What you need to do: Show all lines holding the string "objectives".

The input:
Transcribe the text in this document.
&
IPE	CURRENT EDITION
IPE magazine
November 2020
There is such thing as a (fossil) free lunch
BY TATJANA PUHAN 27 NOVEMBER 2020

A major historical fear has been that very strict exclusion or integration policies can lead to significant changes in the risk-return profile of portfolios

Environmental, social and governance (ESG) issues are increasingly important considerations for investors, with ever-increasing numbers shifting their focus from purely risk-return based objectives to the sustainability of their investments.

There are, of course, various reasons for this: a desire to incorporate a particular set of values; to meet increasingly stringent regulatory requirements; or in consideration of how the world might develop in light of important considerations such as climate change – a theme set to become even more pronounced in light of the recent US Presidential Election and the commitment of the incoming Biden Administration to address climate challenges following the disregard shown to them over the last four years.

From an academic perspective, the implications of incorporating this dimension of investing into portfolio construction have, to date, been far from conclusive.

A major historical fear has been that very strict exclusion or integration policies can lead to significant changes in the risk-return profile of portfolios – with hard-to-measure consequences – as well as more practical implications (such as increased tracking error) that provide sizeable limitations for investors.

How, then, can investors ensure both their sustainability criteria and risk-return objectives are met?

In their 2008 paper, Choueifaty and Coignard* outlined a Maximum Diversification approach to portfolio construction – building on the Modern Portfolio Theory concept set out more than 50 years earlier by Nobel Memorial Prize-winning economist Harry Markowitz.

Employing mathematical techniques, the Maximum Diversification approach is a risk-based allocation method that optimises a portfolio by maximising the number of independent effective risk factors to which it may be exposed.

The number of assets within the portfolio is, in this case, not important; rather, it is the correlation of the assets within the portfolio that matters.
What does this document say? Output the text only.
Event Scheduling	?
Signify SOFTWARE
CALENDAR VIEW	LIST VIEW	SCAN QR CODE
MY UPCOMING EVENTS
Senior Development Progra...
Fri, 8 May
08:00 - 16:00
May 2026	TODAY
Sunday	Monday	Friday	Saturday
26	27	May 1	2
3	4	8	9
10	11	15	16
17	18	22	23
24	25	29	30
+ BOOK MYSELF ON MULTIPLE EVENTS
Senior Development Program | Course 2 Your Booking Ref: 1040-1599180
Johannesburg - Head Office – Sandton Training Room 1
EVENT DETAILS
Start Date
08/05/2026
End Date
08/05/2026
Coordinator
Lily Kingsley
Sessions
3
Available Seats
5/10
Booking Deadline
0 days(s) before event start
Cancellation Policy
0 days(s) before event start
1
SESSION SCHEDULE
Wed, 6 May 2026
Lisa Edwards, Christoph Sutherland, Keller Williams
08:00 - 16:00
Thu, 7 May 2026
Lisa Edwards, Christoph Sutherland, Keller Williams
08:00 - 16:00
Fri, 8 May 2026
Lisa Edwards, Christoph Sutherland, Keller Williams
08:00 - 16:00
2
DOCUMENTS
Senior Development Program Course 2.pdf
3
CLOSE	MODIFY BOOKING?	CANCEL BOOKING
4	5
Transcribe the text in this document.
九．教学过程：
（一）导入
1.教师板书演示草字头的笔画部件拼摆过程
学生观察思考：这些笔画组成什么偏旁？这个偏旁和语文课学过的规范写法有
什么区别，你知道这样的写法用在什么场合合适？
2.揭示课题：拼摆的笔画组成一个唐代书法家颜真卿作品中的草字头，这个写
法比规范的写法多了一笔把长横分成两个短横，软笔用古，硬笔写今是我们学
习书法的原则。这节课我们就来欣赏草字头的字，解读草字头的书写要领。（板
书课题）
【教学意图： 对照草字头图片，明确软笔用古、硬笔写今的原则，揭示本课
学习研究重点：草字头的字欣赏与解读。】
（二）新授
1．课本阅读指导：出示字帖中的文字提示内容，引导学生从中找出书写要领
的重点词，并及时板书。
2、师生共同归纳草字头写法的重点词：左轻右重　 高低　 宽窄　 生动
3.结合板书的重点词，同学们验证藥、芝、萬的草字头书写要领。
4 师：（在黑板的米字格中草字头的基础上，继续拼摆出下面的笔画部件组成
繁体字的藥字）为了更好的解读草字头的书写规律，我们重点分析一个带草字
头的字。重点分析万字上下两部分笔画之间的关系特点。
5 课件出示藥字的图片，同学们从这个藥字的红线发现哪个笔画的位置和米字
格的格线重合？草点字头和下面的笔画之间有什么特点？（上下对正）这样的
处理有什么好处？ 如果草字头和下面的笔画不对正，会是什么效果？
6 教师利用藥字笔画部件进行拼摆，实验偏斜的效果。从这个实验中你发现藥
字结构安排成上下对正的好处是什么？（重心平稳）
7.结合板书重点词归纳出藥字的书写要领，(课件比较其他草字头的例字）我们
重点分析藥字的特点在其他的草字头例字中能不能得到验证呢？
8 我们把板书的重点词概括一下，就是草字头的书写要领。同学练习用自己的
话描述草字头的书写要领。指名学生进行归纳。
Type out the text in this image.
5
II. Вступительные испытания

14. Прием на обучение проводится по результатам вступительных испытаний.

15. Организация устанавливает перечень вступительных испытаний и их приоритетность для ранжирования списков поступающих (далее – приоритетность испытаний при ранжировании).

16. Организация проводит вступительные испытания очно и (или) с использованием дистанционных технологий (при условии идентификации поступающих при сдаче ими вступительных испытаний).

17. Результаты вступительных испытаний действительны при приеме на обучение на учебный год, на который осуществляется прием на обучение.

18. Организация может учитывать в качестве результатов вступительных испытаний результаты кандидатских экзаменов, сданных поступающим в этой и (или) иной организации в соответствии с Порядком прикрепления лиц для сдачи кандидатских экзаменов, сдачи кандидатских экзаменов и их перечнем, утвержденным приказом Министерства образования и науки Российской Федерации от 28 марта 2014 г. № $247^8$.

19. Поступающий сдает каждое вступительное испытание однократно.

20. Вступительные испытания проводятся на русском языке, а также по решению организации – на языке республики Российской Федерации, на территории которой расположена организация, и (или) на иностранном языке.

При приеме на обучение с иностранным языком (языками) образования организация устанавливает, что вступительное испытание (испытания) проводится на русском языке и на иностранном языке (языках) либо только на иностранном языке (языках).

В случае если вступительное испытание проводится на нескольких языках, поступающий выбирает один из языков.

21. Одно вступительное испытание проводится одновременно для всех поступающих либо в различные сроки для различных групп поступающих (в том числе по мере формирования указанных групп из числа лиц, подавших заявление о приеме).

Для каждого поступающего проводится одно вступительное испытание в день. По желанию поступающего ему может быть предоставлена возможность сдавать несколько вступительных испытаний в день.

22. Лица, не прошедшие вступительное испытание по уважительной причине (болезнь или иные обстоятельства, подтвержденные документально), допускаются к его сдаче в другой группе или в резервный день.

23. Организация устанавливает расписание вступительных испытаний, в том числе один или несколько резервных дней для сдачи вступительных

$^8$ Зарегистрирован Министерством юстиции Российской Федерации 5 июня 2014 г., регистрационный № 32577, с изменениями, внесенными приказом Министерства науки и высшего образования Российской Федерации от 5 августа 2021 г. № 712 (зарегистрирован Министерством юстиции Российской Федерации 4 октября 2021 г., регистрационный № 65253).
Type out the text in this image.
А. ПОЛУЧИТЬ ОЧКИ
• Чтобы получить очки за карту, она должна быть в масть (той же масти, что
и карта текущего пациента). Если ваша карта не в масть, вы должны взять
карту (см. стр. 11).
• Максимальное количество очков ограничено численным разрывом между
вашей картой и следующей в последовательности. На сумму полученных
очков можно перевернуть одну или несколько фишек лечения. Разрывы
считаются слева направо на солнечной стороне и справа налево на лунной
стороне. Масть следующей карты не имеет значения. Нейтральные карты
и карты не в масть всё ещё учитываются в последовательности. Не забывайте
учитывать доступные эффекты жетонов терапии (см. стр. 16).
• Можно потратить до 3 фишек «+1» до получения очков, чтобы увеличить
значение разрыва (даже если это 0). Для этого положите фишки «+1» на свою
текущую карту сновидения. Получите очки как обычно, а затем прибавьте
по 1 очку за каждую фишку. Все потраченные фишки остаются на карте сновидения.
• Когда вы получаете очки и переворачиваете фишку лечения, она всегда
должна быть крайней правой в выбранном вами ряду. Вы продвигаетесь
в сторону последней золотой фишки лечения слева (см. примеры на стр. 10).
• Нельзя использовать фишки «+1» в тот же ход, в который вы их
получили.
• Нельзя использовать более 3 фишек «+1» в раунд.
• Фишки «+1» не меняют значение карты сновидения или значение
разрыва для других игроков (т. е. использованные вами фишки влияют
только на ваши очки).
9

Answer to the task:
Environmental, social and governance (ESG) issues are increasingly important considerations for investors, with ever-increasing numbers shifting their focus from purely risk-return based objectives to the sustainability of their investments.
How, then, can investors ensure both their sustainability criteria and risk-return objectives are met?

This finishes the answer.